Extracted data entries
○ ○ ○ ○ ○ ○ ○
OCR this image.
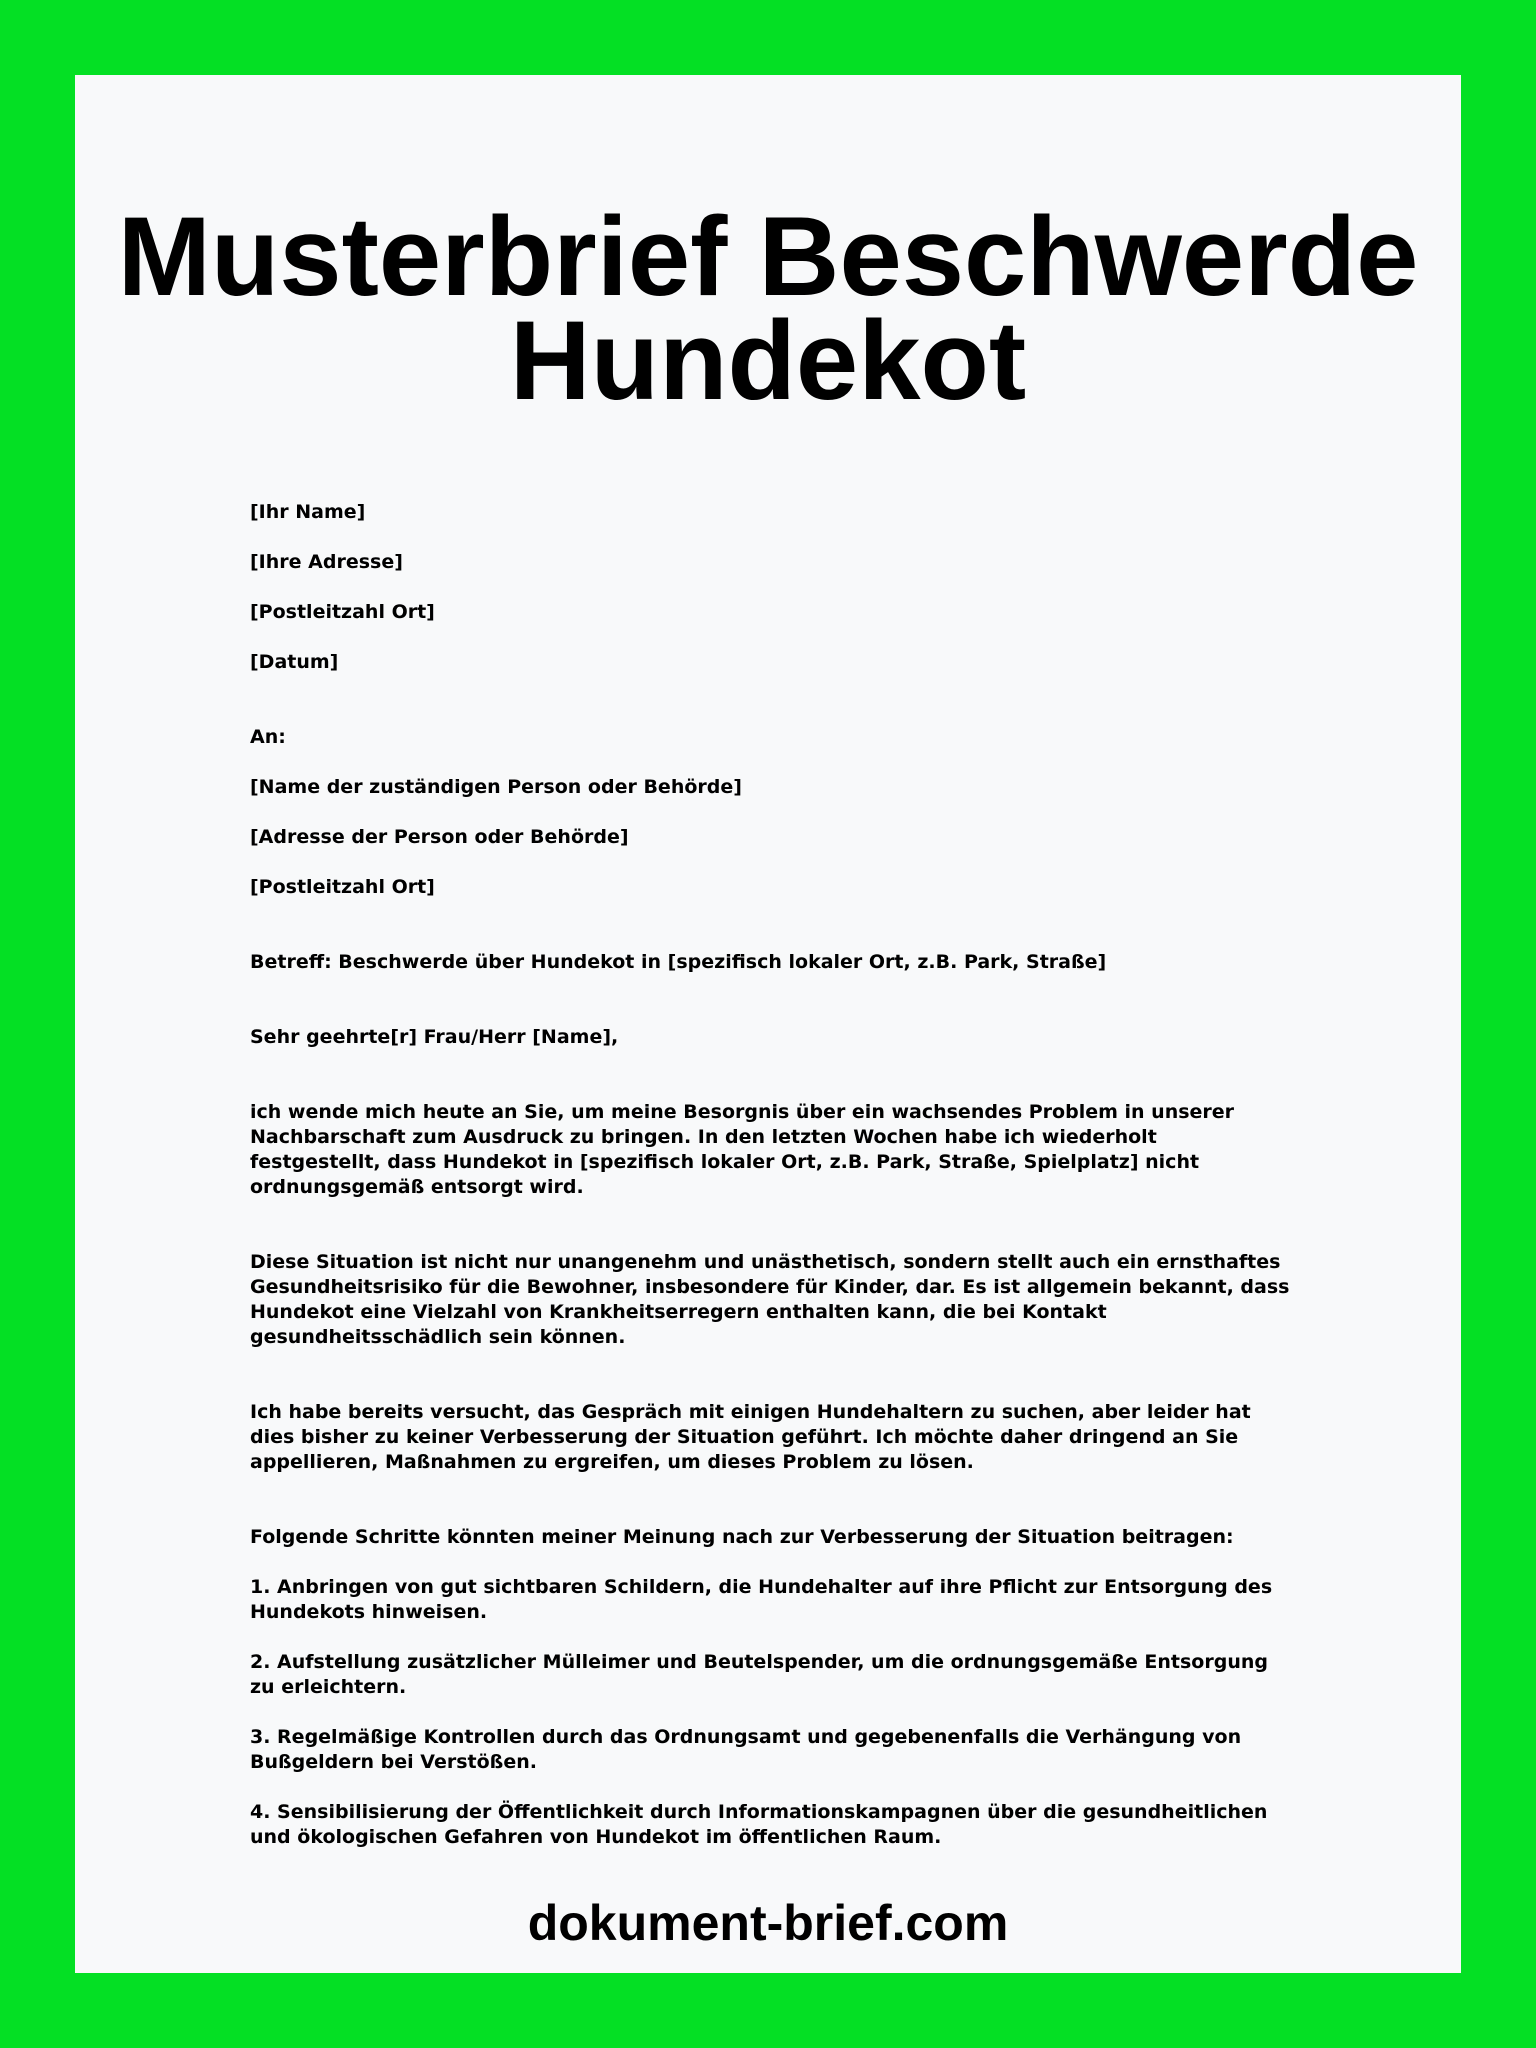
Musterbrief Beschwerde Hundekot
[Ihr Name]
[Ihre Adresse]
[Postleitzahl Ort]
[Datum]
An:
[Name der zuständigen Person oder Behörde]
[Adresse der Person oder Behörde]
[Postleitzahl Ort]
Betreff: Beschwerde über Hundekot in [spezifisch lokaler Ort, z.B. Park, Straße]
Sehr geehrte[r] Frau/Herr [Name],
ich wende mich heute an Sie, um meine Besorgnis über ein wachsendes Problem in unserer Nachbarschaft zum Ausdruck zu bringen. In den letzten Wochen habe ich wiederholt festgestellt, dass Hundekot in [spezifisch lokaler Ort, z.B. Park, Straße, Spielplatz] nicht ordnungsgemäß entsorgt wird.
Diese Situation ist nicht nur unangenehm und unästhetisch, sondern stellt auch ein ernsthaftes Gesundheitsrisiko für die Bewohner, insbesondere für Kinder, dar. Es ist allgemein bekannt, dass Hundekot eine Vielzahl von Krankheitserregern enthalten kann, die bei Kontakt gesundheitsschädlich sein können.
Ich habe bereits versucht, das Gespräch mit einigen Hundehaltern zu suchen, aber leider hat dies bisher zu keiner Verbesserung der Situation geführt. Ich möchte daher dringend an Sie appellieren, Maßnahmen zu ergreifen, um dieses Problem zu lösen.
Folgende Schritte könnten meiner Meinung nach zur Verbesserung der Situation beitragen:
1. Anbringen von gut sichtbaren Schildern, die Hundehalter auf ihre Pflicht zur Entsorgung des Hundekots hinweisen.
2. Aufstellung zusätzlicher Mülleimer und Beutelspender, um die ordnungsgemäße Entsorgung zu erleichtern.
3. Regelmäßige Kontrollen durch das Ordnungsamt und gegebenenfalls die Verhängung von Bußgeldern bei Verstößen.
4. Sensibilisierung der Öffentlichkeit durch Informationskampagnen über die gesundheitlichen und ökologischen Gefahren von Hundekot im öffentlichen Raum.
dokument-brief.com
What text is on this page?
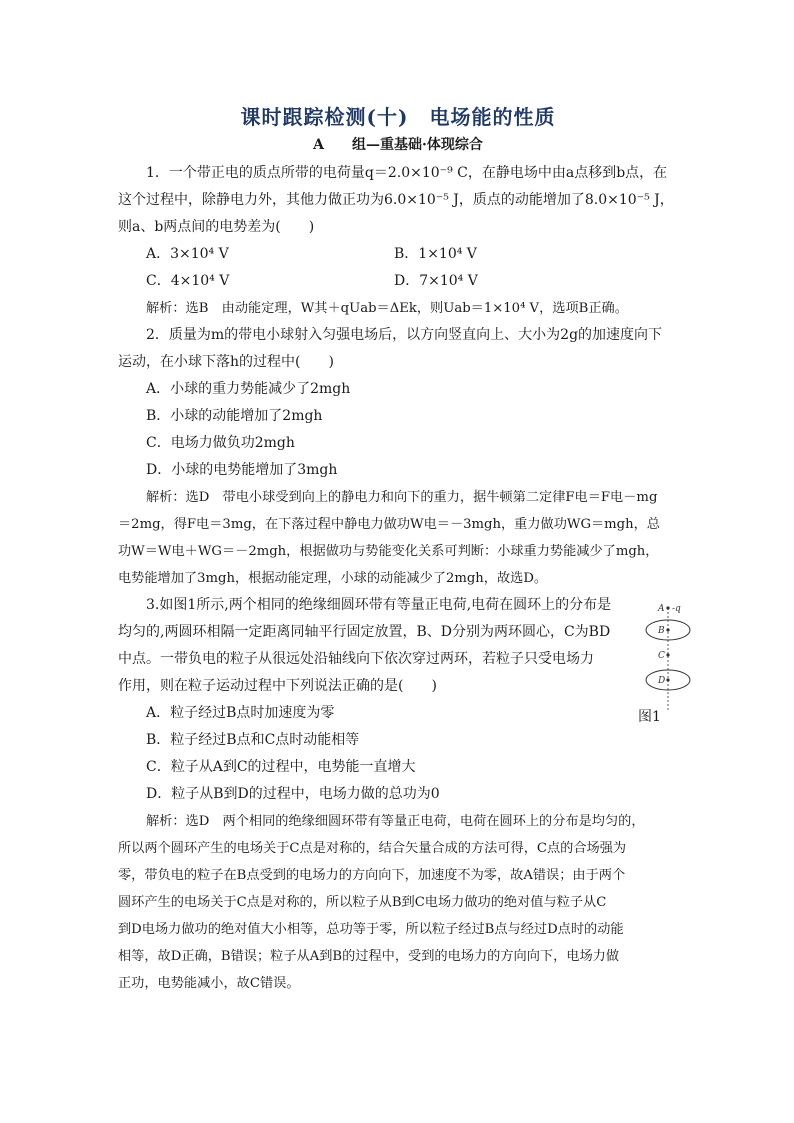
课时跟踪检测(十)　电场能的性质
A 组—重基础·体现综合
1．一个带正电的质点所带的电荷量q＝2.0×10⁻⁹ C，在静电场中由a点移到b点，在
这个过程中，除静电力外，其他力做正功为6.0×10⁻⁵ J，质点的动能增加了8.0×10⁻⁵ J，
则a、b两点间的电势差为(　　)
A．3×10⁴ V	B．1×10⁴ V
C．4×10⁴ V	D．7×10⁴ V
解析：选B　由动能定理，W其＋qUab＝ΔEk，则Uab＝1×10⁴ V，选项B正确。
2．质量为m的带电小球射入匀强电场后，以方向竖直向上、大小为2g的加速度向下
运动，在小球下落h的过程中(　　)
A．小球的重力势能减少了2mgh
B．小球的动能增加了2mgh
C．电场力做负功2mgh
D．小球的电势能增加了3mgh
解析：选D　带电小球受到向上的静电力和向下的重力，据牛顿第二定律F电＝F电－mg
＝2mg，得F电＝3mg，在下落过程中静电力做功W电＝－3mgh，重力做功WG＝mgh，总
功W＝W电＋WG＝－2mgh，根据做功与势能变化关系可判断：小球重力势能减少了mgh，
电势能增加了3mgh，根据动能定理，小球的动能减少了2mgh，故选D。
3.如图1所示,两个相同的绝缘细圆环带有等量正电荷,电荷在圆环上的分布是
均匀的,两圆环相隔一定距离同轴平行固定放置，B、D分别为两环圆心，C为BD
中点。一带负电的粒子从很远处沿轴线向下依次穿过两环，若粒子只受电场力
作用，则在粒子运动过程中下列说法正确的是(　　)
A．粒子经过B点时加速度为零
B．粒子经过B点和C点时动能相等
C．粒子从A到C的过程中，电势能一直增大
D．粒子从B到D的过程中，电场力做的总功为0
解析：选D　两个相同的绝缘细圆环带有等量正电荷，电荷在圆环上的分布是均匀的，
所以两个圆环产生的电场关于C点是对称的，结合矢量合成的方法可得，C点的合场强为
零，带负电的粒子在B点受到的电场力的方向向下，加速度不为零，故A错误；由于两个
圆环产生的电场关于C点是对称的，所以粒子从B到C电场力做功的绝对值与粒子从C
到D电场力做功的绝对值大小相等，总功等于零，所以粒子经过B点与经过D点时的动能
相等，故D正确，B错误；粒子从A到B的过程中，受到的电场力的方向向下，电场力做
正功，电势能减小，故C错误。
A -q
B
C
D
图1
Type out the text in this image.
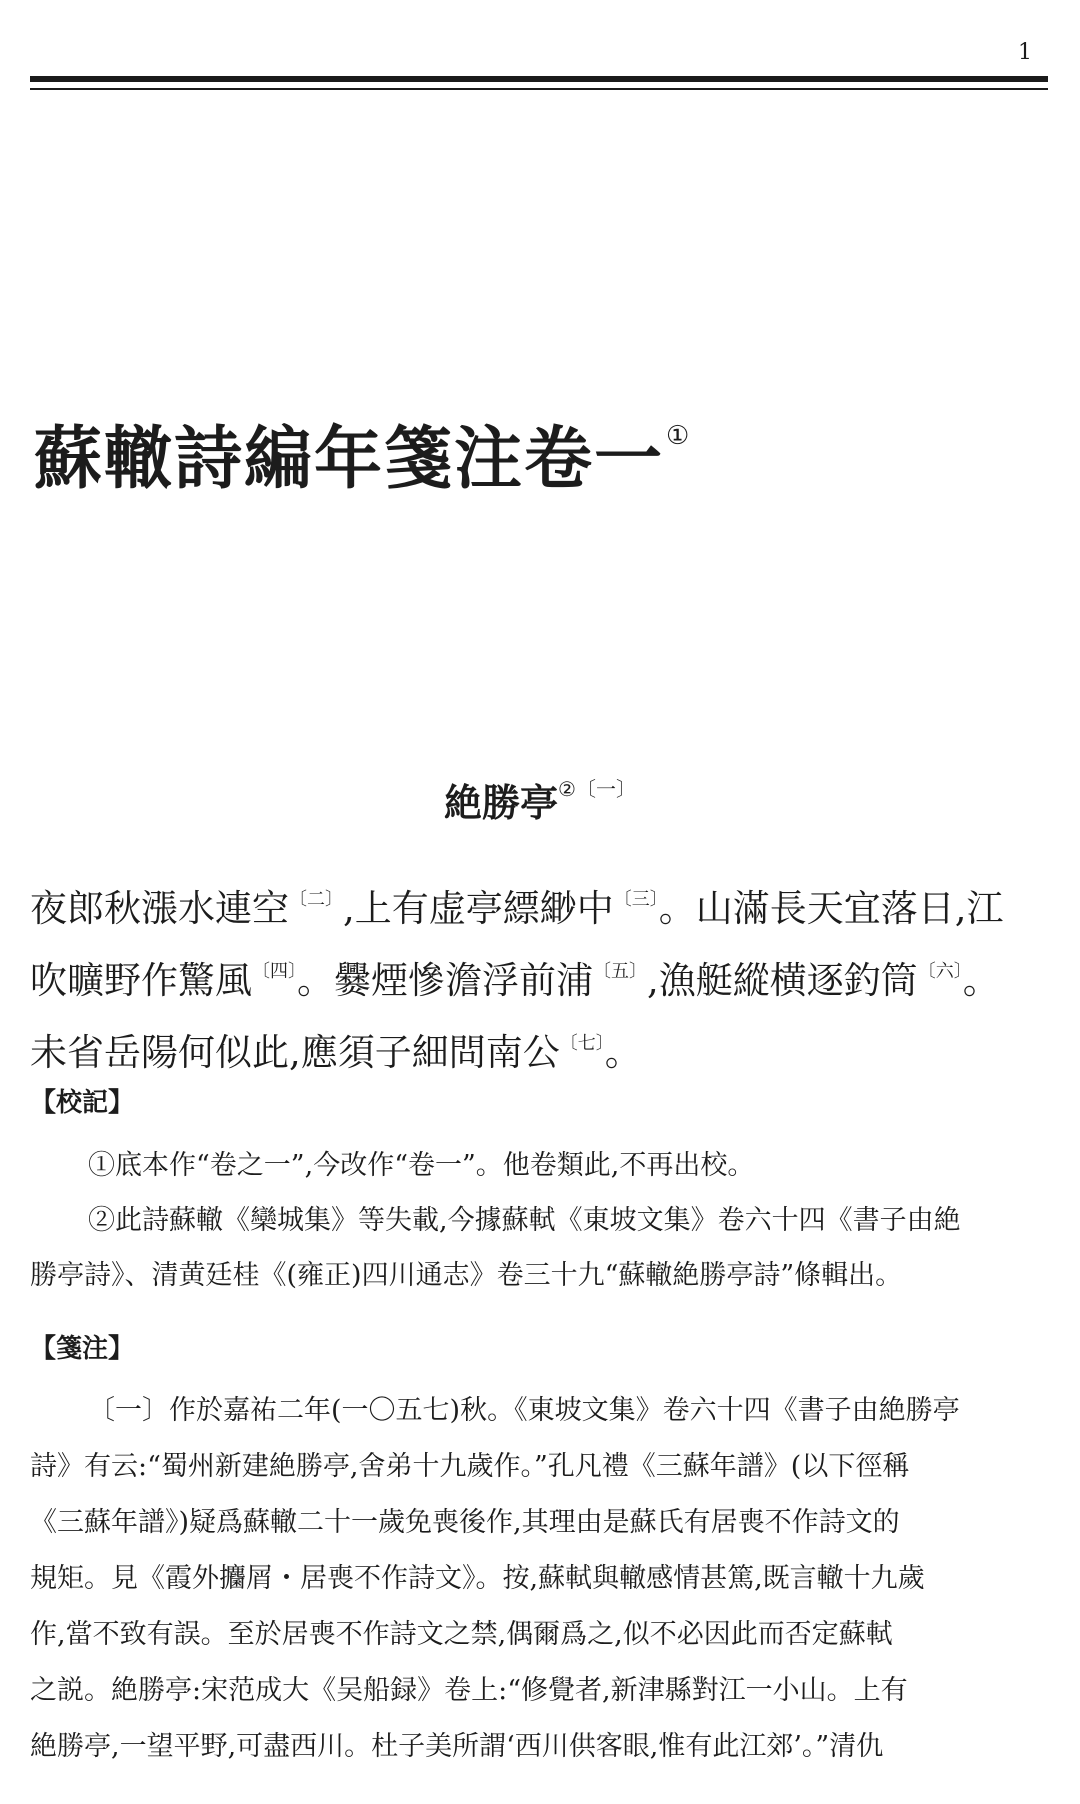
1
蘇轍詩編年箋注卷一①
絶勝亭$^{②〔一〕}$

夜郎秋漲水連空$^{〔二〕}$,上有虚亭縹緲中$^{〔三〕}$。山滿長天宜落日,江

吹曠野作驚風$^{〔四〕}$。爨煙慘澹浮前浦$^{〔五〕}$,漁艇縱横逐釣筒$^{〔六〕}$。

未省岳陽何似此,應須子細問南公$^{〔七〕}$。

【校記】

①底本作“卷之一”,今改作“卷一”。他卷類此,不再出校。

②此詩蘇轍《欒城集》等失載,今據蘇軾《東坡文集》卷六十四《書子由絶

勝亭詩》、清黄廷桂《(雍正)四川通志》卷三十九“蘇轍絶勝亭詩”條輯出。

【箋注】

〔一〕作於嘉祐二年(一〇五七)秋。《東坡文集》卷六十四《書子由絶勝亭

詩》有云:“蜀州新建絶勝亭,舍弟十九歲作。”孔凡禮《三蘇年譜》(以下徑稱

《三蘇年譜》)疑爲蘇轍二十一歲免喪後作,其理由是蘇氏有居喪不作詩文的

規矩。見《霞外攟屑・居喪不作詩文》。按,蘇軾與轍感情甚篤,既言轍十九歲

作,當不致有誤。至於居喪不作詩文之禁,偶爾爲之,似不必因此而否定蘇軾

之説。絶勝亭:宋范成大《吴船録》卷上:“修覺者,新津縣對江一小山。上有

絶勝亭,一望平野,可盡西川。杜子美所謂‘西川供客眼,惟有此江郊’。”清仇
○ ○ ○ ○ ○ ○ ○
### Task requirements:
Identify lines with the string "卷六十四". Copy each one.

### Task answer:
②此詩蘇轍《欒城集》等失載,今據蘇軾《東坡文集》卷六十四《書子由絶
〔一〕作於嘉祐二年(一〇五七)秋。《東坡文集》卷六十四《書子由絶勝亭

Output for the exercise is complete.